# start of Data extract

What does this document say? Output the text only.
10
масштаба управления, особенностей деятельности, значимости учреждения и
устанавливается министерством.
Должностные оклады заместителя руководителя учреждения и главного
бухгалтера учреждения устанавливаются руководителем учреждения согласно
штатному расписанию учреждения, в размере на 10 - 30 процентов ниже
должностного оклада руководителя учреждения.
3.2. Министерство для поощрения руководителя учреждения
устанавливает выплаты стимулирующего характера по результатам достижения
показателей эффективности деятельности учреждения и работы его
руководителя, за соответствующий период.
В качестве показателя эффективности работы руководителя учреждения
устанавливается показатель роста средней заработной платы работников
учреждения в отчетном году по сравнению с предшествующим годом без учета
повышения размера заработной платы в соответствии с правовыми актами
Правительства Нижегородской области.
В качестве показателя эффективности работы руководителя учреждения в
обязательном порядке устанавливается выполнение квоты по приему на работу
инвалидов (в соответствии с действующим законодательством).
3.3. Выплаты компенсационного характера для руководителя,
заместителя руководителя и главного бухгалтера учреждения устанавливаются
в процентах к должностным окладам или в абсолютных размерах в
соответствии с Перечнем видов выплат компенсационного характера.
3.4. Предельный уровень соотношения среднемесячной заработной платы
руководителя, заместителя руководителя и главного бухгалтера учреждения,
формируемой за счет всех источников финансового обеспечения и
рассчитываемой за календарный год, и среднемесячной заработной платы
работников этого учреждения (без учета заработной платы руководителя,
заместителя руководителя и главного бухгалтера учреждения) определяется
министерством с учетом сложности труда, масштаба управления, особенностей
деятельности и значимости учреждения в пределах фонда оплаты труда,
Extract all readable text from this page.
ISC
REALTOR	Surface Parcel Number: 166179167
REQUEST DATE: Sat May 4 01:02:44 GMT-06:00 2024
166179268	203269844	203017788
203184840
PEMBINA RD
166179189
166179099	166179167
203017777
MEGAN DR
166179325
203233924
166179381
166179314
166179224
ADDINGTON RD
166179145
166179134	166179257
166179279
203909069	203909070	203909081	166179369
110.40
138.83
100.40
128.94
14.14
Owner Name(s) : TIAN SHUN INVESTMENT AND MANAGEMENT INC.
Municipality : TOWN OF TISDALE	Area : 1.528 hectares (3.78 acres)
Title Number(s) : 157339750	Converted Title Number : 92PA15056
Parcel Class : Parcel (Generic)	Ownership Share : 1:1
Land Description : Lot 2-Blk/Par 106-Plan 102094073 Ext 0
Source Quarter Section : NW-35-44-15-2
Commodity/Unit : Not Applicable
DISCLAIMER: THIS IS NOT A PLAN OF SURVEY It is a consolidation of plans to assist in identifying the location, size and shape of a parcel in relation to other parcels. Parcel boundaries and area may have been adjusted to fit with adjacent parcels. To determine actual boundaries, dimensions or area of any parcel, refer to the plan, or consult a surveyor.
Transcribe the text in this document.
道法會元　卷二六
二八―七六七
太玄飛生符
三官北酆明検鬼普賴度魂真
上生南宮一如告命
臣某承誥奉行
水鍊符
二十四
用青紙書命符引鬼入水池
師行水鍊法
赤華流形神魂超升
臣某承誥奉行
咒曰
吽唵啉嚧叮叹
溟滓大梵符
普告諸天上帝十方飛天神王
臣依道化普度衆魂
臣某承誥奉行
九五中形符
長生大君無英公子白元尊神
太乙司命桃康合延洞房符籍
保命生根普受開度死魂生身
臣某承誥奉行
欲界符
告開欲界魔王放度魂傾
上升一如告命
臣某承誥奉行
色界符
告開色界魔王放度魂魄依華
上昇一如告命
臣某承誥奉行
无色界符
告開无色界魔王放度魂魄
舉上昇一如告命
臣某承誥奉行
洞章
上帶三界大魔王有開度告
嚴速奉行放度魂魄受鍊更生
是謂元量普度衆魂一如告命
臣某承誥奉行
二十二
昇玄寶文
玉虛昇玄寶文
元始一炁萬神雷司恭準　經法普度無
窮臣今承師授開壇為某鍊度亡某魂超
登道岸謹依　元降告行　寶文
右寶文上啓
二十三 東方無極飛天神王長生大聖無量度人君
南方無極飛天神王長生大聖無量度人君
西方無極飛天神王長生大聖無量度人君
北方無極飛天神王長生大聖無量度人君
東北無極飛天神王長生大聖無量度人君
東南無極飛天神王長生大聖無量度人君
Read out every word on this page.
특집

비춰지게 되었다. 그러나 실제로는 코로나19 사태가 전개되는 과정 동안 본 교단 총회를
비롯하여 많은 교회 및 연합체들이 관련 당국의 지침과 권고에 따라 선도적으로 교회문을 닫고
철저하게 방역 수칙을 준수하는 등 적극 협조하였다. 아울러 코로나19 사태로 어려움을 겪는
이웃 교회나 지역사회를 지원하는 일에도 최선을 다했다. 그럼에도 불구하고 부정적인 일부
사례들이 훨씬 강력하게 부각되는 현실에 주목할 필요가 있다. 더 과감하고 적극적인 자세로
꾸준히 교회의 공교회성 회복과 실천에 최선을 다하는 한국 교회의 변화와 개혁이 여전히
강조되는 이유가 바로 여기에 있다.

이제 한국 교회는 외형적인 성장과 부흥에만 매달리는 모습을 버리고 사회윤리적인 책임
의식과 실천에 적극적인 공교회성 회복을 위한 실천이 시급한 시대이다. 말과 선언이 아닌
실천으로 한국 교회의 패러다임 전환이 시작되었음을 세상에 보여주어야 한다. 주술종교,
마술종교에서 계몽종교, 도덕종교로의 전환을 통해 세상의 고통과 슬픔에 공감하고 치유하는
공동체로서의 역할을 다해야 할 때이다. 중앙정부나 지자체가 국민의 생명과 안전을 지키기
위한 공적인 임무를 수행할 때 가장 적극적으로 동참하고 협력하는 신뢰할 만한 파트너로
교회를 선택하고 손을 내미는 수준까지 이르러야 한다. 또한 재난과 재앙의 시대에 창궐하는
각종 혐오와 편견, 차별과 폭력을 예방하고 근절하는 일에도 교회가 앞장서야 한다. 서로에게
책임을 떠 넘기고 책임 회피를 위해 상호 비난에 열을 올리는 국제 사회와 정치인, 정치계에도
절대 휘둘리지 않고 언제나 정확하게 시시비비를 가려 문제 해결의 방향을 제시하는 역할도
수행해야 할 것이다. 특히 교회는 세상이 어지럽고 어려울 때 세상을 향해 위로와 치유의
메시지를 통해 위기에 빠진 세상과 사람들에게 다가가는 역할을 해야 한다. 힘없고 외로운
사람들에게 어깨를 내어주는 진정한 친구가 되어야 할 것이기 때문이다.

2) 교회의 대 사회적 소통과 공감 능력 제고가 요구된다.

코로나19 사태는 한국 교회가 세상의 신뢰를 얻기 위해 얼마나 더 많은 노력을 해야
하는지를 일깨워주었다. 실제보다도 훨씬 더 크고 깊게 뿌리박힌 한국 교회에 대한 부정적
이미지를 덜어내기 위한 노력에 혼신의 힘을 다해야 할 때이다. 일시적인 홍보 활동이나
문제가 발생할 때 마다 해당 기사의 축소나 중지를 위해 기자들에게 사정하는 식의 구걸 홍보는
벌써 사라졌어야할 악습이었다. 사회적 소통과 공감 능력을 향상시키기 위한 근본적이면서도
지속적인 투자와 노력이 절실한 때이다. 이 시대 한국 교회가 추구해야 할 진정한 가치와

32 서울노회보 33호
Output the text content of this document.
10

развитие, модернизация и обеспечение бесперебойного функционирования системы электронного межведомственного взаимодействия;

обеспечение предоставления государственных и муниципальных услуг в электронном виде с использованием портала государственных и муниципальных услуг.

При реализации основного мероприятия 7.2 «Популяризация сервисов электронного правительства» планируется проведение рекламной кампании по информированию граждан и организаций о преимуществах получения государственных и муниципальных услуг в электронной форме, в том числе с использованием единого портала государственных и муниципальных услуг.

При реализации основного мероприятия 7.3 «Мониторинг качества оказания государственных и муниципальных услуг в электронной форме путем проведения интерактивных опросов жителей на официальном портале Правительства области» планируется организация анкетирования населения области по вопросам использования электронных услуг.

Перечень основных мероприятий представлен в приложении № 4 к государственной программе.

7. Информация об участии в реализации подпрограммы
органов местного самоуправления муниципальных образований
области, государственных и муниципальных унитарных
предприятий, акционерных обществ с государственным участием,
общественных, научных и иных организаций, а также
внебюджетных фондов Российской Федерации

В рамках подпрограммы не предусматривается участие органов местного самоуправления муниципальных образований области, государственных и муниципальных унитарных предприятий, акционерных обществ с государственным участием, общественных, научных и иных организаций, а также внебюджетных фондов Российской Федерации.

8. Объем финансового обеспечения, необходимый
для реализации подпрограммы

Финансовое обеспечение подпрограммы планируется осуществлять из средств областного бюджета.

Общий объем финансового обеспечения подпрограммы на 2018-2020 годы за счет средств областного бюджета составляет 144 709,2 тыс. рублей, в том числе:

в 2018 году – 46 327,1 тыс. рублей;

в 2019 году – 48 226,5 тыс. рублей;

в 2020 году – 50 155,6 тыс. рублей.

# end of Data extract

Report the number of lines holding the string "использованием", without any other words.

2